Reproduce the full listing below unchanged, apart from the pictures.

TASK INPUTS »
● ● ● ●

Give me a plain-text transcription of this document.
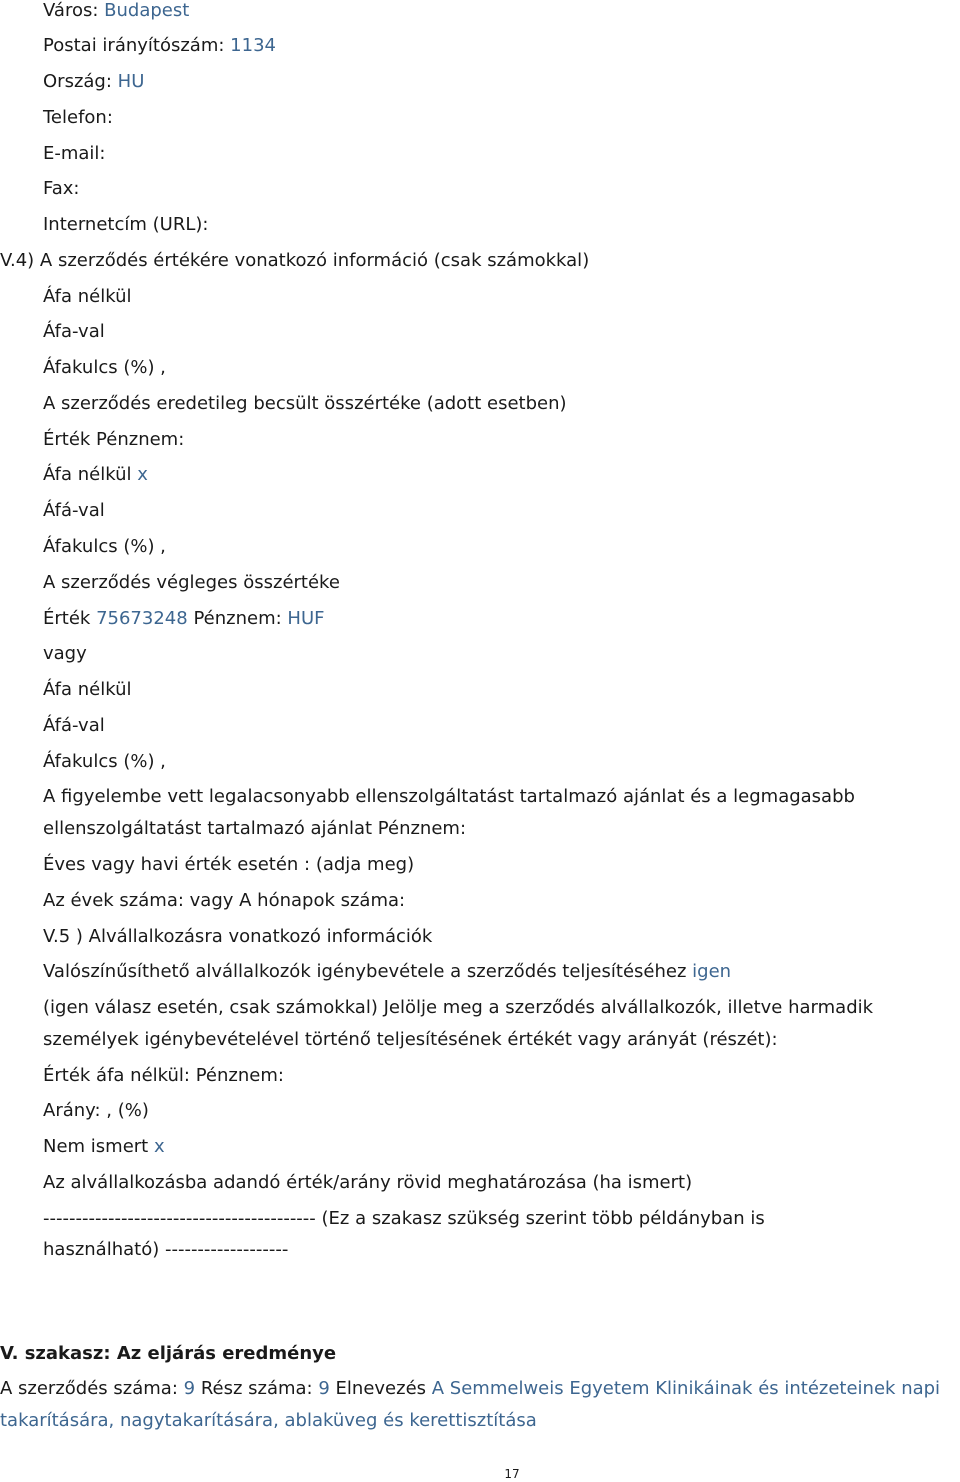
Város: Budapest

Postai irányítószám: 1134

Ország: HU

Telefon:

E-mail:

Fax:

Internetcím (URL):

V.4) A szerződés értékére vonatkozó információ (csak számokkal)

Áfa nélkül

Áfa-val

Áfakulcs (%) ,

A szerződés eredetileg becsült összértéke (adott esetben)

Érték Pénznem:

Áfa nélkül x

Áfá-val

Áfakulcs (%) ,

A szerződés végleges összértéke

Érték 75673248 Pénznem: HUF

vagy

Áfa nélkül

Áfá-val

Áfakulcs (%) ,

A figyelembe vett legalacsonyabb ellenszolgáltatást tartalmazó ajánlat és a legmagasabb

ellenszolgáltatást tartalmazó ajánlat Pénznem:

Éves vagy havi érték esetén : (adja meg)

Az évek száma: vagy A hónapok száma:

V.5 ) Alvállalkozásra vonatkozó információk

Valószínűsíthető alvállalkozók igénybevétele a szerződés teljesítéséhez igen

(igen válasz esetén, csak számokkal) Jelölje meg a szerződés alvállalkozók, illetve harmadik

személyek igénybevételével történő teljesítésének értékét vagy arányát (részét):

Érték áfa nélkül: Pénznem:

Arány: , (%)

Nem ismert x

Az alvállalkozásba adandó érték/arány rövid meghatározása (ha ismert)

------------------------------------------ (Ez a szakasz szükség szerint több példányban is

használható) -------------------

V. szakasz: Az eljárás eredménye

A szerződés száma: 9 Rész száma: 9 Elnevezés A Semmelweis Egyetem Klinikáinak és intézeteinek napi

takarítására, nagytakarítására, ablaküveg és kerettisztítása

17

● ● ● ●

EXERCISE SOLUTION »
Give me a plain-text transcription of this document.
Város: Budapest

Postai irányítószám: 1134

Ország: HU

Telefon:

E-mail:

Fax:

Internetcím (URL):

V.4) A szerződés értékére vonatkozó információ (csak számokkal)

Áfa nélkül

Áfa-val

Áfakulcs (%) ,

A szerződés eredetileg becsült összértéke (adott esetben)

Érték Pénznem:

Áfa nélkül x

Áfá-val

Áfakulcs (%) ,

A szerződés végleges összértéke

Érték 75673248 Pénznem: HUF

vagy

Áfa nélkül

Áfá-val

Áfakulcs (%) ,

A figyelembe vett legalacsonyabb ellenszolgáltatást tartalmazó ajánlat és a legmagasabb

ellenszolgáltatást tartalmazó ajánlat Pénznem:

Éves vagy havi érték esetén : (adja meg)

Az évek száma: vagy A hónapok száma:

V.5 ) Alvállalkozásra vonatkozó információk

Valószínűsíthető alvállalkozók igénybevétele a szerződés teljesítéséhez igen

(igen válasz esetén, csak számokkal) Jelölje meg a szerződés alvállalkozók, illetve harmadik

személyek igénybevételével történő teljesítésének értékét vagy arányát (részét):

Érték áfa nélkül: Pénznem:

Arány: , (%)

Nem ismert x

Az alvállalkozásba adandó érték/arány rövid meghatározása (ha ismert)

------------------------------------------ (Ez a szakasz szükség szerint több példányban is

használható) -------------------

V. szakasz: Az eljárás eredménye

A szerződés száma: 9 Rész száma: 9 Elnevezés A Semmelweis Egyetem Klinikáinak és intézeteinek napi

takarítására, nagytakarítására, ablaküveg és kerettisztítása

17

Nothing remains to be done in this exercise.